Chart and figure data:
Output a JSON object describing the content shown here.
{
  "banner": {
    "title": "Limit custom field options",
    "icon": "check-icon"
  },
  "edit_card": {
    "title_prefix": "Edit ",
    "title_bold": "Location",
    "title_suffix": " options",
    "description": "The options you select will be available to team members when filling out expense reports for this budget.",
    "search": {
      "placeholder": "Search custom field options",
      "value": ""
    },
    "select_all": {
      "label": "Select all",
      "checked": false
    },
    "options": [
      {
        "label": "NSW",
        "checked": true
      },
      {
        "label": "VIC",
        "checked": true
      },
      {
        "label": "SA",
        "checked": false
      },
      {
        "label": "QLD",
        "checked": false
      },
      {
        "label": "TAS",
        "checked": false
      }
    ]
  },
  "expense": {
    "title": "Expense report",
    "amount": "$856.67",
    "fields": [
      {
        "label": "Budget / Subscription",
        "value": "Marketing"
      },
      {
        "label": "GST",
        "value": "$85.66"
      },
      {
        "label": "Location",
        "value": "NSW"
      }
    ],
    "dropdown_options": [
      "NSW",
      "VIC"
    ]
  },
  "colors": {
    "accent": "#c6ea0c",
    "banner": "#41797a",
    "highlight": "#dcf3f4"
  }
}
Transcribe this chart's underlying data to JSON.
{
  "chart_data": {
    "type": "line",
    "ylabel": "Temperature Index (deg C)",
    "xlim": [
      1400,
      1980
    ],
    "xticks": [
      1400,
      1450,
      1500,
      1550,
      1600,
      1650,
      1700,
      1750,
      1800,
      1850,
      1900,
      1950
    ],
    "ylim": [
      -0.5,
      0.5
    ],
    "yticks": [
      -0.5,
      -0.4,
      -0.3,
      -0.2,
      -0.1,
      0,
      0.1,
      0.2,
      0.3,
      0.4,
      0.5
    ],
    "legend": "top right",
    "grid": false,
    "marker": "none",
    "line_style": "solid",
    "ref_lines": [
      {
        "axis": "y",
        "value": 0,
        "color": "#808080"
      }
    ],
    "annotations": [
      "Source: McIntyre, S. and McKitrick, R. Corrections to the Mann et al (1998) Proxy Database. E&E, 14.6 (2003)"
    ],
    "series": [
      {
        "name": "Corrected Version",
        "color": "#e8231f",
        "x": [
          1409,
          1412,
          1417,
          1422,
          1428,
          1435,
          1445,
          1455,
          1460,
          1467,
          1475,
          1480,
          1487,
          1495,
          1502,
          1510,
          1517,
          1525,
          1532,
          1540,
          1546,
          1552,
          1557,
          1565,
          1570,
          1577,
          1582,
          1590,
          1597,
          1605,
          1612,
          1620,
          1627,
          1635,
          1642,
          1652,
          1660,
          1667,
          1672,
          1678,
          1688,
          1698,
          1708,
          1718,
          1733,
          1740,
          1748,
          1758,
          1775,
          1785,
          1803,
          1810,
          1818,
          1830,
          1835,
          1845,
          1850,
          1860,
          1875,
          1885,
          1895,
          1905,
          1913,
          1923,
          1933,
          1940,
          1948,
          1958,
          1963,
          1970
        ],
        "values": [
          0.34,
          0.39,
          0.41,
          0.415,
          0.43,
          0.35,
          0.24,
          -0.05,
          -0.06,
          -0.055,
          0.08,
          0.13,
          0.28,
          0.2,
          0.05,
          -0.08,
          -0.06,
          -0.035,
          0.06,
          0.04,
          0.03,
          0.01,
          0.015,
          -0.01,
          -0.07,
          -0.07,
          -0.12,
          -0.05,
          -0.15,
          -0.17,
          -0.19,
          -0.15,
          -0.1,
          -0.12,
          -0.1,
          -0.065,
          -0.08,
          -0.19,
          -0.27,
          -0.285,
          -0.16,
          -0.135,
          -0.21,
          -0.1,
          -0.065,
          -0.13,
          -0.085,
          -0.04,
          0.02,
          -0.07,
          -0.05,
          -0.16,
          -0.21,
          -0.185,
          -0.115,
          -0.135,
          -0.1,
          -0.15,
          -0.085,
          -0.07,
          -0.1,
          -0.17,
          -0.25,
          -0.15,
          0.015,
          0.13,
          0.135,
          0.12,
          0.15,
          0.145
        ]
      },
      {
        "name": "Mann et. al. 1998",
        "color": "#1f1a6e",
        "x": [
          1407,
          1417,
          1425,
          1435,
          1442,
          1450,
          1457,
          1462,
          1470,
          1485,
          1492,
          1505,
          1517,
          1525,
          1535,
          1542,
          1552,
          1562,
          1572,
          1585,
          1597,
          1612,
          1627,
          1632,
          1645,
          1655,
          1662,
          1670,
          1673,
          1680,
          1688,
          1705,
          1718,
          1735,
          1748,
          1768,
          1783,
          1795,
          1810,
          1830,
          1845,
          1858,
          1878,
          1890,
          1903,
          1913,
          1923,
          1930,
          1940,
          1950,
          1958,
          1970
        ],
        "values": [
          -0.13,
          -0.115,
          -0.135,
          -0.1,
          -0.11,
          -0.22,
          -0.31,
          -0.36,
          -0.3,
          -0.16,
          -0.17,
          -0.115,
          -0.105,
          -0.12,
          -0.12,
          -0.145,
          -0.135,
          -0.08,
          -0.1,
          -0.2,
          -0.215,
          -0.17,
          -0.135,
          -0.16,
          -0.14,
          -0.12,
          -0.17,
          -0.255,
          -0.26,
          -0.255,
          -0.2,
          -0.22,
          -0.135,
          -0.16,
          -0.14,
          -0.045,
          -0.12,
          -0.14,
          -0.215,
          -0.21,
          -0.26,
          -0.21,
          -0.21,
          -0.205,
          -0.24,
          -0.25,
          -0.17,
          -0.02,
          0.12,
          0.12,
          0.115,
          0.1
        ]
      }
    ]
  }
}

● Task brief
Please reproduce each line exactly as written.

● Exercise result
Output a JSON object describing the content shown here.
{
  "banner": {
    "title": "Limit custom field options",
    "icon": "check-icon"
  },
  "edit_card": {
    "title_prefix": "Edit ",
    "title_bold": "Location",
    "title_suffix": " options",
    "description": "The options you select will be available to team members when filling out expense reports for this budget.",
    "search": {
      "placeholder": "Search custom field options",
      "value": ""
    },
    "select_all": {
      "label": "Select all",
      "checked": false
    },
    "options": [
      {
        "label": "NSW",
        "checked": true
      },
      {
        "label": "VIC",
        "checked": true
      },
      {
        "label": "SA",
        "checked": false
      },
      {
        "label": "QLD",
        "checked": false
      },
      {
        "label": "TAS",
        "checked": false
      }
    ]
  },
  "expense": {
    "title": "Expense report",
    "amount": "$856.67",
    "fields": [
      {
        "label": "Budget / Subscription",
        "value": "Marketing"
      },
      {
        "label": "GST",
        "value": "$85.66"
      },
      {
        "label": "Location",
        "value": "NSW"
      }
    ],
    "dropdown_options": [
      "NSW",
      "VIC"
    ]
  },
  "colors": {
    "accent": "#c6ea0c",
    "banner": "#41797a",
    "highlight": "#dcf3f4"
  }
}
Transcribe this chart's underlying data to JSON.
{
  "chart_data": {
    "type": "line",
    "ylabel": "Temperature Index (deg C)",
    "xlim": [
      1400,
      1980
    ],
    "xticks": [
      1400,
      1450,
      1500,
      1550,
      1600,
      1650,
      1700,
      1750,
      1800,
      1850,
      1900,
      1950
    ],
    "ylim": [
      -0.5,
      0.5
    ],
    "yticks": [
      -0.5,
      -0.4,
      -0.3,
      -0.2,
      -0.1,
      0,
      0.1,
      0.2,
      0.3,
      0.4,
      0.5
    ],
    "legend": "top right",
    "grid": false,
    "marker": "none",
    "line_style": "solid",
    "ref_lines": [
      {
        "axis": "y",
        "value": 0,
        "color": "#808080"
      }
    ],
    "annotations": [
      "Source: McIntyre, S. and McKitrick, R. Corrections to the Mann et al (1998) Proxy Database. E&E, 14.6 (2003)"
    ],
    "series": [
      {
        "name": "Corrected Version",
        "color": "#e8231f",
        "x": [
          1409,
          1412,
          1417,
          1422,
          1428,
          1435,
          1445,
          1455,
          1460,
          1467,
          1475,
          1480,
          1487,
          1495,
          1502,
          1510,
          1517,
          1525,
          1532,
          1540,
          1546,
          1552,
          1557,
          1565,
          1570,
          1577,
          1582,
          1590,
          1597,
          1605,
          1612,
          1620,
          1627,
          1635,
          1642,
          1652,
          1660,
          1667,
          1672,
          1678,
          1688,
          1698,
          1708,
          1718,
          1733,
          1740,
          1748,
          1758,
          1775,
          1785,
          1803,
          1810,
          1818,
          1830,
          1835,
          1845,
          1850,
          1860,
          1875,
          1885,
          1895,
          1905,
          1913,
          1923,
          1933,
          1940,
          1948,
          1958,
          1963,
          1970
        ],
        "values": [
          0.34,
          0.39,
          0.41,
          0.415,
          0.43,
          0.35,
          0.24,
          -0.05,
          -0.06,
          -0.055,
          0.08,
          0.13,
          0.28,
          0.2,
          0.05,
          -0.08,
          -0.06,
          -0.035,
          0.06,
          0.04,
          0.03,
          0.01,
          0.015,
          -0.01,
          -0.07,
          -0.07,
          -0.12,
          -0.05,
          -0.15,
          -0.17,
          -0.19,
          -0.15,
          -0.1,
          -0.12,
          -0.1,
          -0.065,
          -0.08,
          -0.19,
          -0.27,
          -0.285,
          -0.16,
          -0.135,
          -0.21,
          -0.1,
          -0.065,
          -0.13,
          -0.085,
          -0.04,
          0.02,
          -0.07,
          -0.05,
          -0.16,
          -0.21,
          -0.185,
          -0.115,
          -0.135,
          -0.1,
          -0.15,
          -0.085,
          -0.07,
          -0.1,
          -0.17,
          -0.25,
          -0.15,
          0.015,
          0.13,
          0.135,
          0.12,
          0.15,
          0.145
        ]
      },
      {
        "name": "Mann et. al. 1998",
        "color": "#1f1a6e",
        "x": [
          1407,
          1417,
          1425,
          1435,
          1442,
          1450,
          1457,
          1462,
          1470,
          1485,
          1492,
          1505,
          1517,
          1525,
          1535,
          1542,
          1552,
          1562,
          1572,
          1585,
          1597,
          1612,
          1627,
          1632,
          1645,
          1655,
          1662,
          1670,
          1673,
          1680,
          1688,
          1705,
          1718,
          1735,
          1748,
          1768,
          1783,
          1795,
          1810,
          1830,
          1845,
          1858,
          1878,
          1890,
          1903,
          1913,
          1923,
          1930,
          1940,
          1950,
          1958,
          1970
        ],
        "values": [
          -0.13,
          -0.115,
          -0.135,
          -0.1,
          -0.11,
          -0.22,
          -0.31,
          -0.36,
          -0.3,
          -0.16,
          -0.17,
          -0.115,
          -0.105,
          -0.12,
          -0.12,
          -0.145,
          -0.135,
          -0.08,
          -0.1,
          -0.2,
          -0.215,
          -0.17,
          -0.135,
          -0.16,
          -0.14,
          -0.12,
          -0.17,
          -0.255,
          -0.26,
          -0.255,
          -0.2,
          -0.22,
          -0.135,
          -0.16,
          -0.14,
          -0.045,
          -0.12,
          -0.14,
          -0.215,
          -0.21,
          -0.26,
          -0.21,
          -0.21,
          -0.205,
          -0.24,
          -0.25,
          -0.17,
          -0.02,
          0.12,
          0.12,
          0.115,
          0.1
        ]
      }
    ]
  }
}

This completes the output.